=== WRITTEN TASK ===
Type the records out again in full, exactly.

[Start]

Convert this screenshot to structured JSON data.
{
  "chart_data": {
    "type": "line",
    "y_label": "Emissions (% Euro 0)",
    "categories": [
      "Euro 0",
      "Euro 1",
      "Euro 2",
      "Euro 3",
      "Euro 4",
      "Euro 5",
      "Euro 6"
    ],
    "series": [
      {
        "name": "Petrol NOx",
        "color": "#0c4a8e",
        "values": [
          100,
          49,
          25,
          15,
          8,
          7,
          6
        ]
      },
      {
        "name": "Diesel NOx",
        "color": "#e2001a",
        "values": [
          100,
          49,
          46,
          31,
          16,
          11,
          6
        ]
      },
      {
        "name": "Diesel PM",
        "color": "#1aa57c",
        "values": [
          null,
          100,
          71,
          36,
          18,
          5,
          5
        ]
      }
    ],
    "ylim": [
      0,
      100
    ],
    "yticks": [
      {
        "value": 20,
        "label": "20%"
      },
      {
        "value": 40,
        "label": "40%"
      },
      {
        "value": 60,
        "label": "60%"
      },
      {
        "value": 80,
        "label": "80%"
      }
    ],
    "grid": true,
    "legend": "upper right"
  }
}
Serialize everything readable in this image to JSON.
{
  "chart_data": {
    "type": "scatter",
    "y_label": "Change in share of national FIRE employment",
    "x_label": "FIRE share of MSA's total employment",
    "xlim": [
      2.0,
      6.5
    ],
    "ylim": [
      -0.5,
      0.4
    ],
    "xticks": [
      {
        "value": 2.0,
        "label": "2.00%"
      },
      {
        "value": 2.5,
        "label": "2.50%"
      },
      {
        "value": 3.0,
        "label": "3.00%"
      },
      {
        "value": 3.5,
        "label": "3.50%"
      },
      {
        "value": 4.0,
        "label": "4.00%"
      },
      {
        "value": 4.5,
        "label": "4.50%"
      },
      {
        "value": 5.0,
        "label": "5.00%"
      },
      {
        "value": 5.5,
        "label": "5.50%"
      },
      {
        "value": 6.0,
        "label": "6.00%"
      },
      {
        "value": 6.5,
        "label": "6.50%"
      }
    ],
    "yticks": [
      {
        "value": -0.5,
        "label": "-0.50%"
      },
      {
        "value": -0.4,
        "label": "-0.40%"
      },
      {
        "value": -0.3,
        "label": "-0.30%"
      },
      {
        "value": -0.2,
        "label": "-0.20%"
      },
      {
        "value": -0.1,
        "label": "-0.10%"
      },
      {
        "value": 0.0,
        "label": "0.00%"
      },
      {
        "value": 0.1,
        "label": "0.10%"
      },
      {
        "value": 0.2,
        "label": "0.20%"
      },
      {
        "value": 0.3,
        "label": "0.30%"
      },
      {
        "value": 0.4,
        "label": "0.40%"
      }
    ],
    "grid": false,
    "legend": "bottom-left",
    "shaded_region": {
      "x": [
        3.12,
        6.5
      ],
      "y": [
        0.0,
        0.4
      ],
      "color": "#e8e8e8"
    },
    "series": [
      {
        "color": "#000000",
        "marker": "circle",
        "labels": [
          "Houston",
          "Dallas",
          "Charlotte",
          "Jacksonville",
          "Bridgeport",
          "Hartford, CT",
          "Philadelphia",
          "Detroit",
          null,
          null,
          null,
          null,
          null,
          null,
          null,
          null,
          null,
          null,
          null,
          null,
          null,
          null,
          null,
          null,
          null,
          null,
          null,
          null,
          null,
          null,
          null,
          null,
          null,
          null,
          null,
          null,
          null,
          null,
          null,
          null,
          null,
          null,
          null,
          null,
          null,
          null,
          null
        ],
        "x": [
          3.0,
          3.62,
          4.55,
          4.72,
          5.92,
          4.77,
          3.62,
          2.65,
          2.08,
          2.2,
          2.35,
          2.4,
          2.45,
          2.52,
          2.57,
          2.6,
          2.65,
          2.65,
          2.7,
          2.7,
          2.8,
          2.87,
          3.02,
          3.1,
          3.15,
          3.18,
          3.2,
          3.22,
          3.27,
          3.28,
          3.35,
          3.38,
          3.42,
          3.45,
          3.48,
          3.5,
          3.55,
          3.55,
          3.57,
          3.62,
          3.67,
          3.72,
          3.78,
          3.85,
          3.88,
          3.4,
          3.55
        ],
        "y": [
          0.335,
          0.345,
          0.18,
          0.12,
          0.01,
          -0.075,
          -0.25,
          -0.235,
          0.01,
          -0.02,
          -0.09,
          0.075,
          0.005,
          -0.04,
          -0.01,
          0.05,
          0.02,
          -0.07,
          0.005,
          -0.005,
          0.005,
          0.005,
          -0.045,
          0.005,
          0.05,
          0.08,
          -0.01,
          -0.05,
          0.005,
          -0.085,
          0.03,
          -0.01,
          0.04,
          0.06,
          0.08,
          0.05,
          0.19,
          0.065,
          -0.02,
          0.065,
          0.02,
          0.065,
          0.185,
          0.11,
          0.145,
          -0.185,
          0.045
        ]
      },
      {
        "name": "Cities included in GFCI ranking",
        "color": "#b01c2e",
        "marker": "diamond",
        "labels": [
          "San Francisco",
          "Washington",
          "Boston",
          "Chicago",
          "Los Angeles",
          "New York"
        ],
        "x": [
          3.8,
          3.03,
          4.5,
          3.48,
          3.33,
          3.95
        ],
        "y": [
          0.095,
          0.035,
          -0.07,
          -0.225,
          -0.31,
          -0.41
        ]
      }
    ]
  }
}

[End]

=== EXERCISE OUTPUT ===
Convert this screenshot to structured JSON data.
{
  "chart_data": {
    "type": "line",
    "y_label": "Emissions (% Euro 0)",
    "categories": [
      "Euro 0",
      "Euro 1",
      "Euro 2",
      "Euro 3",
      "Euro 4",
      "Euro 5",
      "Euro 6"
    ],
    "series": [
      {
        "name": "Petrol NOx",
        "color": "#0c4a8e",
        "values": [
          100,
          49,
          25,
          15,
          8,
          7,
          6
        ]
      },
      {
        "name": "Diesel NOx",
        "color": "#e2001a",
        "values": [
          100,
          49,
          46,
          31,
          16,
          11,
          6
        ]
      },
      {
        "name": "Diesel PM",
        "color": "#1aa57c",
        "values": [
          null,
          100,
          71,
          36,
          18,
          5,
          5
        ]
      }
    ],
    "ylim": [
      0,
      100
    ],
    "yticks": [
      {
        "value": 20,
        "label": "20%"
      },
      {
        "value": 40,
        "label": "40%"
      },
      {
        "value": 60,
        "label": "60%"
      },
      {
        "value": 80,
        "label": "80%"
      }
    ],
    "grid": true,
    "legend": "upper right"
  }
}
Serialize everything readable in this image to JSON.
{
  "chart_data": {
    "type": "scatter",
    "y_label": "Change in share of national FIRE employment",
    "x_label": "FIRE share of MSA's total employment",
    "xlim": [
      2.0,
      6.5
    ],
    "ylim": [
      -0.5,
      0.4
    ],
    "xticks": [
      {
        "value": 2.0,
        "label": "2.00%"
      },
      {
        "value": 2.5,
        "label": "2.50%"
      },
      {
        "value": 3.0,
        "label": "3.00%"
      },
      {
        "value": 3.5,
        "label": "3.50%"
      },
      {
        "value": 4.0,
        "label": "4.00%"
      },
      {
        "value": 4.5,
        "label": "4.50%"
      },
      {
        "value": 5.0,
        "label": "5.00%"
      },
      {
        "value": 5.5,
        "label": "5.50%"
      },
      {
        "value": 6.0,
        "label": "6.00%"
      },
      {
        "value": 6.5,
        "label": "6.50%"
      }
    ],
    "yticks": [
      {
        "value": -0.5,
        "label": "-0.50%"
      },
      {
        "value": -0.4,
        "label": "-0.40%"
      },
      {
        "value": -0.3,
        "label": "-0.30%"
      },
      {
        "value": -0.2,
        "label": "-0.20%"
      },
      {
        "value": -0.1,
        "label": "-0.10%"
      },
      {
        "value": 0.0,
        "label": "0.00%"
      },
      {
        "value": 0.1,
        "label": "0.10%"
      },
      {
        "value": 0.2,
        "label": "0.20%"
      },
      {
        "value": 0.3,
        "label": "0.30%"
      },
      {
        "value": 0.4,
        "label": "0.40%"
      }
    ],
    "grid": false,
    "legend": "bottom-left",
    "shaded_region": {
      "x": [
        3.12,
        6.5
      ],
      "y": [
        0.0,
        0.4
      ],
      "color": "#e8e8e8"
    },
    "series": [
      {
        "color": "#000000",
        "marker": "circle",
        "labels": [
          "Houston",
          "Dallas",
          "Charlotte",
          "Jacksonville",
          "Bridgeport",
          "Hartford, CT",
          "Philadelphia",
          "Detroit",
          null,
          null,
          null,
          null,
          null,
          null,
          null,
          null,
          null,
          null,
          null,
          null,
          null,
          null,
          null,
          null,
          null,
          null,
          null,
          null,
          null,
          null,
          null,
          null,
          null,
          null,
          null,
          null,
          null,
          null,
          null,
          null,
          null,
          null,
          null,
          null,
          null,
          null,
          null
        ],
        "x": [
          3.0,
          3.62,
          4.55,
          4.72,
          5.92,
          4.77,
          3.62,
          2.65,
          2.08,
          2.2,
          2.35,
          2.4,
          2.45,
          2.52,
          2.57,
          2.6,
          2.65,
          2.65,
          2.7,
          2.7,
          2.8,
          2.87,
          3.02,
          3.1,
          3.15,
          3.18,
          3.2,
          3.22,
          3.27,
          3.28,
          3.35,
          3.38,
          3.42,
          3.45,
          3.48,
          3.5,
          3.55,
          3.55,
          3.57,
          3.62,
          3.67,
          3.72,
          3.78,
          3.85,
          3.88,
          3.4,
          3.55
        ],
        "y": [
          0.335,
          0.345,
          0.18,
          0.12,
          0.01,
          -0.075,
          -0.25,
          -0.235,
          0.01,
          -0.02,
          -0.09,
          0.075,
          0.005,
          -0.04,
          -0.01,
          0.05,
          0.02,
          -0.07,
          0.005,
          -0.005,
          0.005,
          0.005,
          -0.045,
          0.005,
          0.05,
          0.08,
          -0.01,
          -0.05,
          0.005,
          -0.085,
          0.03,
          -0.01,
          0.04,
          0.06,
          0.08,
          0.05,
          0.19,
          0.065,
          -0.02,
          0.065,
          0.02,
          0.065,
          0.185,
          0.11,
          0.145,
          -0.185,
          0.045
        ]
      },
      {
        "name": "Cities included in GFCI ranking",
        "color": "#b01c2e",
        "marker": "diamond",
        "labels": [
          "San Francisco",
          "Washington",
          "Boston",
          "Chicago",
          "Los Angeles",
          "New York"
        ],
        "x": [
          3.8,
          3.03,
          4.5,
          3.48,
          3.33,
          3.95
        ],
        "y": [
          0.095,
          0.035,
          -0.07,
          -0.225,
          -0.31,
          -0.41
        ]
      }
    ]
  }
}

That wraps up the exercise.